====== SOURCE MATERIAL

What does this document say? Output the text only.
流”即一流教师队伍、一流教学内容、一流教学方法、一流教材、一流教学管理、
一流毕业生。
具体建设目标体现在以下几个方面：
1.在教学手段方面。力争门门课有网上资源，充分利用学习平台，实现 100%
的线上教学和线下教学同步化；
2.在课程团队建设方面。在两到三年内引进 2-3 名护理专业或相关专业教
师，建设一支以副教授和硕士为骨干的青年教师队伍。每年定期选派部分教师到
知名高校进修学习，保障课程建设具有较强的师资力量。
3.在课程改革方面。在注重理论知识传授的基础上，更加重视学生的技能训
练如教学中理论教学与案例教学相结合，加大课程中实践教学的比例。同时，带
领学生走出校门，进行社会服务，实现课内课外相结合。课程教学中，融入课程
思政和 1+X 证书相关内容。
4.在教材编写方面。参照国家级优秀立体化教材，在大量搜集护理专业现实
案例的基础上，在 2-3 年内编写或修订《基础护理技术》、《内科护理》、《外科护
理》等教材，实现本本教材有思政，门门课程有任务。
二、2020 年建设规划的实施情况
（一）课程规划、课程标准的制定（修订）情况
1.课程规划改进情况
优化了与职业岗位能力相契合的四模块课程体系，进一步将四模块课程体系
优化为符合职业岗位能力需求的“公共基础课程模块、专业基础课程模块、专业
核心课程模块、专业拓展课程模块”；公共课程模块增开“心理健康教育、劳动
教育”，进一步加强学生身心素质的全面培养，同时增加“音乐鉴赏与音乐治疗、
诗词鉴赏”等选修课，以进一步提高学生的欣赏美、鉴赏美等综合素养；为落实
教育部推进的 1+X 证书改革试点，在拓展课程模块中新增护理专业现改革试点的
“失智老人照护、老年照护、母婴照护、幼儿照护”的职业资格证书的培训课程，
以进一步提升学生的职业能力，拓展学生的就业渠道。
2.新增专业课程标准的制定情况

============

Above are some records; extract every one of them exactly.

EXERCISE RESPONSE -
What does this document say? Output the text only.
流”即一流教师队伍、一流教学内容、一流教学方法、一流教材、一流教学管理、
一流毕业生。
具体建设目标体现在以下几个方面：
1.在教学手段方面。力争门门课有网上资源，充分利用学习平台，实现 100%
的线上教学和线下教学同步化；
2.在课程团队建设方面。在两到三年内引进 2-3 名护理专业或相关专业教
师，建设一支以副教授和硕士为骨干的青年教师队伍。每年定期选派部分教师到
知名高校进修学习，保障课程建设具有较强的师资力量。
3.在课程改革方面。在注重理论知识传授的基础上，更加重视学生的技能训
练如教学中理论教学与案例教学相结合，加大课程中实践教学的比例。同时，带
领学生走出校门，进行社会服务，实现课内课外相结合。课程教学中，融入课程
思政和 1+X 证书相关内容。
4.在教材编写方面。参照国家级优秀立体化教材，在大量搜集护理专业现实
案例的基础上，在 2-3 年内编写或修订《基础护理技术》、《内科护理》、《外科护
理》等教材，实现本本教材有思政，门门课程有任务。
二、2020 年建设规划的实施情况
（一）课程规划、课程标准的制定（修订）情况
1.课程规划改进情况
优化了与职业岗位能力相契合的四模块课程体系，进一步将四模块课程体系
优化为符合职业岗位能力需求的“公共基础课程模块、专业基础课程模块、专业
核心课程模块、专业拓展课程模块”；公共课程模块增开“心理健康教育、劳动
教育”，进一步加强学生身心素质的全面培养，同时增加“音乐鉴赏与音乐治疗、
诗词鉴赏”等选修课，以进一步提高学生的欣赏美、鉴赏美等综合素养；为落实
教育部推进的 1+X 证书改革试点，在拓展课程模块中新增护理专业现改革试点的
“失智老人照护、老年照护、母婴照护、幼儿照护”的职业资格证书的培训课程，
以进一步提升学生的职业能力，拓展学生的就业渠道。
2.新增专业课程标准的制定情况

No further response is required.